» **Data in this exercise**:
■ ■ ■
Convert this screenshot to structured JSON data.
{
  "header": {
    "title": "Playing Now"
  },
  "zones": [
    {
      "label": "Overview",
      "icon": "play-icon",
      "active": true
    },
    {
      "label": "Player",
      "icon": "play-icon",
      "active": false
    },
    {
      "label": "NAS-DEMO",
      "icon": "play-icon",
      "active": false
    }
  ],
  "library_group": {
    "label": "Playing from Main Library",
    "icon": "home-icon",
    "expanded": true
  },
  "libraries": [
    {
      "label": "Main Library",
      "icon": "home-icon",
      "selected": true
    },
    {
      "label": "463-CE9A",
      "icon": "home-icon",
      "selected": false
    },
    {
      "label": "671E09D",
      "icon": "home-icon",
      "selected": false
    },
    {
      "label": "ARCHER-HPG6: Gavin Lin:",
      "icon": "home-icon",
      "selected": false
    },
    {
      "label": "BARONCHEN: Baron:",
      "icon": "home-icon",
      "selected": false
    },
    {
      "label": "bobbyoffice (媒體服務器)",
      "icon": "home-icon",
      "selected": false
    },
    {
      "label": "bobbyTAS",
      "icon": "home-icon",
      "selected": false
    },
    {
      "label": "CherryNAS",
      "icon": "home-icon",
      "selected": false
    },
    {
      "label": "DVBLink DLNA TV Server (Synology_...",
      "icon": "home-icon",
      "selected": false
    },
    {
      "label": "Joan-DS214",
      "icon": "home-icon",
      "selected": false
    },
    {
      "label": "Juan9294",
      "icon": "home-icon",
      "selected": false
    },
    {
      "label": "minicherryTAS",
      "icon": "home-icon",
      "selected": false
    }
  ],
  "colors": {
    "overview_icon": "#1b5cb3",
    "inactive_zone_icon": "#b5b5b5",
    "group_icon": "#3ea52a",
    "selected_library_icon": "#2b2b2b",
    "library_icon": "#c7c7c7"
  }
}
■ ■ ■
» **What is needed**: Above are some records. Print them all exactly.

» **Expected output**:
Convert this screenshot to structured JSON data.
{
  "header": {
    "title": "Playing Now"
  },
  "zones": [
    {
      "label": "Overview",
      "icon": "play-icon",
      "active": true
    },
    {
      "label": "Player",
      "icon": "play-icon",
      "active": false
    },
    {
      "label": "NAS-DEMO",
      "icon": "play-icon",
      "active": false
    }
  ],
  "library_group": {
    "label": "Playing from Main Library",
    "icon": "home-icon",
    "expanded": true
  },
  "libraries": [
    {
      "label": "Main Library",
      "icon": "home-icon",
      "selected": true
    },
    {
      "label": "463-CE9A",
      "icon": "home-icon",
      "selected": false
    },
    {
      "label": "671E09D",
      "icon": "home-icon",
      "selected": false
    },
    {
      "label": "ARCHER-HPG6: Gavin Lin:",
      "icon": "home-icon",
      "selected": false
    },
    {
      "label": "BARONCHEN: Baron:",
      "icon": "home-icon",
      "selected": false
    },
    {
      "label": "bobbyoffice (媒體服務器)",
      "icon": "home-icon",
      "selected": false
    },
    {
      "label": "bobbyTAS",
      "icon": "home-icon",
      "selected": false
    },
    {
      "label": "CherryNAS",
      "icon": "home-icon",
      "selected": false
    },
    {
      "label": "DVBLink DLNA TV Server (Synology_...",
      "icon": "home-icon",
      "selected": false
    },
    {
      "label": "Joan-DS214",
      "icon": "home-icon",
      "selected": false
    },
    {
      "label": "Juan9294",
      "icon": "home-icon",
      "selected": false
    },
    {
      "label": "minicherryTAS",
      "icon": "home-icon",
      "selected": false
    }
  ],
  "colors": {
    "overview_icon": "#1b5cb3",
    "inactive_zone_icon": "#b5b5b5",
    "group_icon": "#3ea52a",
    "selected_library_icon": "#2b2b2b",
    "library_icon": "#c7c7c7"
  }
}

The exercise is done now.